Find the string "Nobel" in the records and copy each line where it occurs.

[Document page records]
◆ ◆ ◆ ◆ ◆

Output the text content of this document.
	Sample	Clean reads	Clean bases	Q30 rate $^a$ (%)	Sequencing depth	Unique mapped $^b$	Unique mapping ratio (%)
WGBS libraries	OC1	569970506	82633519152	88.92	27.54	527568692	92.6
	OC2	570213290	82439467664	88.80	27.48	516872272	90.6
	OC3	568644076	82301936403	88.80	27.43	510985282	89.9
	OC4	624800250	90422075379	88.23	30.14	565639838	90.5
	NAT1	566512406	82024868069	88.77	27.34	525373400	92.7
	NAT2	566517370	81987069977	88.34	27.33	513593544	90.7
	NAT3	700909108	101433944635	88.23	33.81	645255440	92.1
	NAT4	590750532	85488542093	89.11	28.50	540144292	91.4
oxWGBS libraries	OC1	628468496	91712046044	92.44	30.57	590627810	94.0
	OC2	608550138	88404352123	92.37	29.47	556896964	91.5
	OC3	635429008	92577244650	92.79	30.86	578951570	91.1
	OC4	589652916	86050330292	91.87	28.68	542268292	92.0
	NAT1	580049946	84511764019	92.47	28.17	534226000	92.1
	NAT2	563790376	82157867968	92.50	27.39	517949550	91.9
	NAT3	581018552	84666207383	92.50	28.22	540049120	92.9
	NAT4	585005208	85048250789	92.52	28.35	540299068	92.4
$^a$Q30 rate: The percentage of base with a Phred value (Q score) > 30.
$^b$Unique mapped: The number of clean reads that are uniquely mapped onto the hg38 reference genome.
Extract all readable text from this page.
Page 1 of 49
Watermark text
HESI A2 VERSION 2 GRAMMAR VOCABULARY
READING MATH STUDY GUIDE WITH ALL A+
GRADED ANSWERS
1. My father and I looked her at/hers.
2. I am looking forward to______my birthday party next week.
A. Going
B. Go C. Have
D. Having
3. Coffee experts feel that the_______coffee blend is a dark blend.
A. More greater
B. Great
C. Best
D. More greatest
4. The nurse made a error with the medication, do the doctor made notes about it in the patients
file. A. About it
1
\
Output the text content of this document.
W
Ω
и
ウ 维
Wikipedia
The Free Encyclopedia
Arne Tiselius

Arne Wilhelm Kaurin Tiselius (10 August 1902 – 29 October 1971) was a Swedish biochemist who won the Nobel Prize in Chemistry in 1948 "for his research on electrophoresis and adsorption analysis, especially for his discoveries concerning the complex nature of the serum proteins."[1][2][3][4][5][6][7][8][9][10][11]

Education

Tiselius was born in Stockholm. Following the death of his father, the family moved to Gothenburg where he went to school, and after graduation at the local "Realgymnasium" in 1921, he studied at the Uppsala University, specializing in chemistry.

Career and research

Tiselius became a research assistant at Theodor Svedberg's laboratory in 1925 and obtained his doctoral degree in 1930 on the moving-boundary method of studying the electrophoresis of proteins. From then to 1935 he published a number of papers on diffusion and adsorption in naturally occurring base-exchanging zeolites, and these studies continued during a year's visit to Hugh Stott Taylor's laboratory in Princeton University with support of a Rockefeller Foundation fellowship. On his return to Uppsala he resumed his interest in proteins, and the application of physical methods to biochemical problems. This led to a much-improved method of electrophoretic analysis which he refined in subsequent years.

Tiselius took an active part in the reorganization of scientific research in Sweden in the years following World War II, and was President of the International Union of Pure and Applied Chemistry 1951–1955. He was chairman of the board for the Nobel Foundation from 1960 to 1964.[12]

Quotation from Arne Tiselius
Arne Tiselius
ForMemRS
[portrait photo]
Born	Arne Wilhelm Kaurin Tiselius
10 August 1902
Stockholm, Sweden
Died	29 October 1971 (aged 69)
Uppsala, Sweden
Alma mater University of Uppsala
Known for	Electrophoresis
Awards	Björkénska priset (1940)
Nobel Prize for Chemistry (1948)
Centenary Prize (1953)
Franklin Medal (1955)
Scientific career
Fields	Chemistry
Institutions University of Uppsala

◆ ◆ ◆ ◆ ◆

- [Answer section]
Arne Wilhelm Kaurin Tiselius (10 August 1902 – 29 October 1971) was a Swedish biochemist who won the Nobel Prize in Chemistry in 1948 "for his research on electrophoresis and adsorption analysis, especially for his discoveries concerning the complex nature of the serum proteins."[1][2][3][4][5][6][7][8][9][10][11]
Tiselius took an active part in the reorganization of scientific research in Sweden in the years following World War II, and was President of the International Union of Pure and Applied Chemistry 1951–1955. He was chairman of the board for the Nobel Foundation from 1960 to 1964.[12]
Nobel Prize for Chemistry (1948)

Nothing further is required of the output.